_Problem requirements:_ Could you print all the entries exactly?
# # # # # # #
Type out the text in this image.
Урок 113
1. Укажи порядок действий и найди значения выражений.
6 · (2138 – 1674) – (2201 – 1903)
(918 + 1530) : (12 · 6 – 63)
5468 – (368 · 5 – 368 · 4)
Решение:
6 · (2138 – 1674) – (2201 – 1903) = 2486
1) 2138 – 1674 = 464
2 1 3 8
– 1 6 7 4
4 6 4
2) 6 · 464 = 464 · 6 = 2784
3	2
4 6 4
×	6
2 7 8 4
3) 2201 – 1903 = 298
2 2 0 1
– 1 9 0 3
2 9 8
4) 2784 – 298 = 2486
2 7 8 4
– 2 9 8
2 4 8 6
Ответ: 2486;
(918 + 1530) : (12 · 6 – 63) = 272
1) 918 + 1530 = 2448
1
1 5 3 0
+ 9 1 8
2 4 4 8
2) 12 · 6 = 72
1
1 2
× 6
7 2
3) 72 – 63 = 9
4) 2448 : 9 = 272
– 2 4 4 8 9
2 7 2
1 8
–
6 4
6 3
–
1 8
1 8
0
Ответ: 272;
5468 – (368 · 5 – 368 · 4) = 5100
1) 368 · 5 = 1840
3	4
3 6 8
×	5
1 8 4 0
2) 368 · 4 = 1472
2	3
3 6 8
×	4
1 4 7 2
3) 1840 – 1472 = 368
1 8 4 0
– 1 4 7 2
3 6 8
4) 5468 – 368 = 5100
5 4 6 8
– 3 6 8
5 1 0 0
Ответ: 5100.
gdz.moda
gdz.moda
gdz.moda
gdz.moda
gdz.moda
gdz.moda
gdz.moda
# # # # # # #
_Exercise output:_
Type out the text in this image.
Урок 113
1. Укажи порядок действий и найди значения выражений.
6 · (2138 – 1674) – (2201 – 1903)
(918 + 1530) : (12 · 6 – 63)
5468 – (368 · 5 – 368 · 4)
Решение:
6 · (2138 – 1674) – (2201 – 1903) = 2486
1) 2138 – 1674 = 464
2 1 3 8
– 1 6 7 4
4 6 4
2) 6 · 464 = 464 · 6 = 2784
3	2
4 6 4
×	6
2 7 8 4
3) 2201 – 1903 = 298
2 2 0 1
– 1 9 0 3
2 9 8
4) 2784 – 298 = 2486
2 7 8 4
– 2 9 8
2 4 8 6
Ответ: 2486;
(918 + 1530) : (12 · 6 – 63) = 272
1) 918 + 1530 = 2448
1
1 5 3 0
+ 9 1 8
2 4 4 8
2) 12 · 6 = 72
1
1 2
× 6
7 2
3) 72 – 63 = 9
4) 2448 : 9 = 272
– 2 4 4 8 9
2 7 2
1 8
–
6 4
6 3
–
1 8
1 8
0
Ответ: 272;
5468 – (368 · 5 – 368 · 4) = 5100
1) 368 · 5 = 1840
3	4
3 6 8
×	5
1 8 4 0
2) 368 · 4 = 1472
2	3
3 6 8
×	4
1 4 7 2
3) 1840 – 1472 = 368
1 8 4 0
– 1 4 7 2
3 6 8
4) 5468 – 368 = 5100
5 4 6 8
– 3 6 8
5 1 0 0
Ответ: 5100.
gdz.moda
gdz.moda
gdz.moda
gdz.moda
gdz.moda
gdz.moda
gdz.moda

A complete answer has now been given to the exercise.